[Data excerpts]

————

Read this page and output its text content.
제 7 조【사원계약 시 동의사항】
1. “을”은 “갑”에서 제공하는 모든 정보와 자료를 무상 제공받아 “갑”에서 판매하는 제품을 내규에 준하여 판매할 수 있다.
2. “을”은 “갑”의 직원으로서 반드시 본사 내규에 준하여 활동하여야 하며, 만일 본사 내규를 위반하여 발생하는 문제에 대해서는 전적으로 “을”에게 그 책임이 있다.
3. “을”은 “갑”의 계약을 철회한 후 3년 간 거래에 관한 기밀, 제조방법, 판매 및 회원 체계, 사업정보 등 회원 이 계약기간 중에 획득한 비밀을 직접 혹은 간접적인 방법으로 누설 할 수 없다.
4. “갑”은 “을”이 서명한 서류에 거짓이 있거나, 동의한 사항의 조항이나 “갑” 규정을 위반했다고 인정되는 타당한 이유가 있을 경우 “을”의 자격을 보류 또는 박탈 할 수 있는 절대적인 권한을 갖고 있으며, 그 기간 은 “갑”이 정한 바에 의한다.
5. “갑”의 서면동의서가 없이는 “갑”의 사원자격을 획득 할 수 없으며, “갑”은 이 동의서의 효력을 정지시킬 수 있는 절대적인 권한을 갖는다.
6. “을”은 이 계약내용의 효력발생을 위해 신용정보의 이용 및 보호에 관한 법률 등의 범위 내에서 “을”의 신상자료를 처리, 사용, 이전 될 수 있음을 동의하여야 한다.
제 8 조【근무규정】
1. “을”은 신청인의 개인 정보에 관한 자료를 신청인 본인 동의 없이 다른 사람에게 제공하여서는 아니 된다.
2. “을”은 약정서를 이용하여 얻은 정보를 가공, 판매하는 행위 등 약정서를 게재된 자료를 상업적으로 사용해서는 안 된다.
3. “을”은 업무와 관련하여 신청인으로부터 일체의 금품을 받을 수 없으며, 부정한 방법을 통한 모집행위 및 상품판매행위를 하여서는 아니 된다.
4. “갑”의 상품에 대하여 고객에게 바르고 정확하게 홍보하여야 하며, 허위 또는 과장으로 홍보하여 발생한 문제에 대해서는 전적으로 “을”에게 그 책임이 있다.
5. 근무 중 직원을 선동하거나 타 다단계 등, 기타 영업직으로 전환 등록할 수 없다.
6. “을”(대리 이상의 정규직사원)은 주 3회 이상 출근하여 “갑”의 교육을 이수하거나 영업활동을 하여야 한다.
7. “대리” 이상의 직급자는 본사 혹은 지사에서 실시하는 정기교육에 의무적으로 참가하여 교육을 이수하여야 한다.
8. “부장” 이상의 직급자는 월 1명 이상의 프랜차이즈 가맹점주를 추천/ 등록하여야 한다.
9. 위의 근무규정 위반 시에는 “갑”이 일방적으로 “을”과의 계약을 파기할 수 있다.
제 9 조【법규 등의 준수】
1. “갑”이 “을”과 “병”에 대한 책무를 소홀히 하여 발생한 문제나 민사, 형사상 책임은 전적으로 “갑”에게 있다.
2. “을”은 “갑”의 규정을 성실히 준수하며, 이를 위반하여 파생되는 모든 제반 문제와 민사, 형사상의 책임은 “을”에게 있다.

————

Exactly as written above, please repeat the entries.

**Final answer:**
Read this page and output its text content.
제 7 조【사원계약 시 동의사항】
1. “을”은 “갑”에서 제공하는 모든 정보와 자료를 무상 제공받아 “갑”에서 판매하는 제품을 내규에 준하여 판매할 수 있다.
2. “을”은 “갑”의 직원으로서 반드시 본사 내규에 준하여 활동하여야 하며, 만일 본사 내규를 위반하여 발생하는 문제에 대해서는 전적으로 “을”에게 그 책임이 있다.
3. “을”은 “갑”의 계약을 철회한 후 3년 간 거래에 관한 기밀, 제조방법, 판매 및 회원 체계, 사업정보 등 회원 이 계약기간 중에 획득한 비밀을 직접 혹은 간접적인 방법으로 누설 할 수 없다.
4. “갑”은 “을”이 서명한 서류에 거짓이 있거나, 동의한 사항의 조항이나 “갑” 규정을 위반했다고 인정되는 타당한 이유가 있을 경우 “을”의 자격을 보류 또는 박탈 할 수 있는 절대적인 권한을 갖고 있으며, 그 기간 은 “갑”이 정한 바에 의한다.
5. “갑”의 서면동의서가 없이는 “갑”의 사원자격을 획득 할 수 없으며, “갑”은 이 동의서의 효력을 정지시킬 수 있는 절대적인 권한을 갖는다.
6. “을”은 이 계약내용의 효력발생을 위해 신용정보의 이용 및 보호에 관한 법률 등의 범위 내에서 “을”의 신상자료를 처리, 사용, 이전 될 수 있음을 동의하여야 한다.
제 8 조【근무규정】
1. “을”은 신청인의 개인 정보에 관한 자료를 신청인 본인 동의 없이 다른 사람에게 제공하여서는 아니 된다.
2. “을”은 약정서를 이용하여 얻은 정보를 가공, 판매하는 행위 등 약정서를 게재된 자료를 상업적으로 사용해서는 안 된다.
3. “을”은 업무와 관련하여 신청인으로부터 일체의 금품을 받을 수 없으며, 부정한 방법을 통한 모집행위 및 상품판매행위를 하여서는 아니 된다.
4. “갑”의 상품에 대하여 고객에게 바르고 정확하게 홍보하여야 하며, 허위 또는 과장으로 홍보하여 발생한 문제에 대해서는 전적으로 “을”에게 그 책임이 있다.
5. 근무 중 직원을 선동하거나 타 다단계 등, 기타 영업직으로 전환 등록할 수 없다.
6. “을”(대리 이상의 정규직사원)은 주 3회 이상 출근하여 “갑”의 교육을 이수하거나 영업활동을 하여야 한다.
7. “대리” 이상의 직급자는 본사 혹은 지사에서 실시하는 정기교육에 의무적으로 참가하여 교육을 이수하여야 한다.
8. “부장” 이상의 직급자는 월 1명 이상의 프랜차이즈 가맹점주를 추천/ 등록하여야 한다.
9. 위의 근무규정 위반 시에는 “갑”이 일방적으로 “을”과의 계약을 파기할 수 있다.
제 9 조【법규 등의 준수】
1. “갑”이 “을”과 “병”에 대한 책무를 소홀히 하여 발생한 문제나 민사, 형사상 책임은 전적으로 “갑”에게 있다.
2. “을”은 “갑”의 규정을 성실히 준수하며, 이를 위반하여 파생되는 모든 제반 문제와 민사, 형사상의 책임은 “을”에게 있다.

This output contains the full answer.